Given task: In full and without alteration, give the listing again.

Collected data
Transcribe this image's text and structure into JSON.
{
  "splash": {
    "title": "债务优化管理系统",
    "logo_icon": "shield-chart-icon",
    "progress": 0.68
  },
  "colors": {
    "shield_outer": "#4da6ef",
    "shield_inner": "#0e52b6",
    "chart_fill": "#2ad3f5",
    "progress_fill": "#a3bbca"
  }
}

Finished task:
Transcribe this image's text and structure into JSON.
{
  "splash": {
    "title": "债务优化管理系统",
    "logo_icon": "shield-chart-icon",
    "progress": 0.68
  },
  "colors": {
    "shield_outer": "#4da6ef",
    "shield_inner": "#0e52b6",
    "chart_fill": "#2ad3f5",
    "progress_fill": "#a3bbca"
  }
}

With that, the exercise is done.